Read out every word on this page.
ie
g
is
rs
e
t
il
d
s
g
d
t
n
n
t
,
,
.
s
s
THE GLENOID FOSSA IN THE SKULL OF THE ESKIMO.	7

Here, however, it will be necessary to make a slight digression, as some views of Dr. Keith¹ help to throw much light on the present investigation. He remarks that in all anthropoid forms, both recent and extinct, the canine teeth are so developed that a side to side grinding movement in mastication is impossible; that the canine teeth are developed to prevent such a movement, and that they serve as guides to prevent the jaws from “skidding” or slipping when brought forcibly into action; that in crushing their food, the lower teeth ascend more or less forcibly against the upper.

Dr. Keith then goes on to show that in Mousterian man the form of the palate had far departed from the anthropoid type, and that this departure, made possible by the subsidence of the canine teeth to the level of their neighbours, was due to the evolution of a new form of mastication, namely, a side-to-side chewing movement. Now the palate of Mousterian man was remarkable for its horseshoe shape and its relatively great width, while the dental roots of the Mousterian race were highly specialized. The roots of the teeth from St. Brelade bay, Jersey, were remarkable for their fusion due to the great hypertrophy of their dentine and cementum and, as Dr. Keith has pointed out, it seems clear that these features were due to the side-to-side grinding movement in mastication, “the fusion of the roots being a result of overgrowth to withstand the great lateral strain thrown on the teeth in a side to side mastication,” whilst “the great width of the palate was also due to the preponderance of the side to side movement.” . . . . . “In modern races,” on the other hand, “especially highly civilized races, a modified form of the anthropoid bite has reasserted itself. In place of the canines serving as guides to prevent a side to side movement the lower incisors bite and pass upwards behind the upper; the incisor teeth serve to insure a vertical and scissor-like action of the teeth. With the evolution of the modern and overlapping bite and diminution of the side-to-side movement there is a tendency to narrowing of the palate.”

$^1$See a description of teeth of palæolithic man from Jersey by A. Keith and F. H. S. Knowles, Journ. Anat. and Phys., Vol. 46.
+---+
# What you need to do
Set down every line of the listing above again, exactly as given.

# Solution to this problem
Read out every word on this page.
ie
g
is
rs
e
t
il
d
s
g
d
t
n
n
t
,
,
.
s
s
THE GLENOID FOSSA IN THE SKULL OF THE ESKIMO.	7

Here, however, it will be necessary to make a slight digression, as some views of Dr. Keith¹ help to throw much light on the present investigation. He remarks that in all anthropoid forms, both recent and extinct, the canine teeth are so developed that a side to side grinding movement in mastication is impossible; that the canine teeth are developed to prevent such a movement, and that they serve as guides to prevent the jaws from “skidding” or slipping when brought forcibly into action; that in crushing their food, the lower teeth ascend more or less forcibly against the upper.

Dr. Keith then goes on to show that in Mousterian man the form of the palate had far departed from the anthropoid type, and that this departure, made possible by the subsidence of the canine teeth to the level of their neighbours, was due to the evolution of a new form of mastication, namely, a side-to-side chewing movement. Now the palate of Mousterian man was remarkable for its horseshoe shape and its relatively great width, while the dental roots of the Mousterian race were highly specialized. The roots of the teeth from St. Brelade bay, Jersey, were remarkable for their fusion due to the great hypertrophy of their dentine and cementum and, as Dr. Keith has pointed out, it seems clear that these features were due to the side-to-side grinding movement in mastication, “the fusion of the roots being a result of overgrowth to withstand the great lateral strain thrown on the teeth in a side to side mastication,” whilst “the great width of the palate was also due to the preponderance of the side to side movement.” . . . . . “In modern races,” on the other hand, “especially highly civilized races, a modified form of the anthropoid bite has reasserted itself. In place of the canines serving as guides to prevent a side to side movement the lower incisors bite and pass upwards behind the upper; the incisor teeth serve to insure a vertical and scissor-like action of the teeth. With the evolution of the modern and overlapping bite and diminution of the side-to-side movement there is a tendency to narrowing of the palate.”

$^1$See a description of teeth of palæolithic man from Jersey by A. Keith and F. H. S. Knowles, Journ. Anat. and Phys., Vol. 46.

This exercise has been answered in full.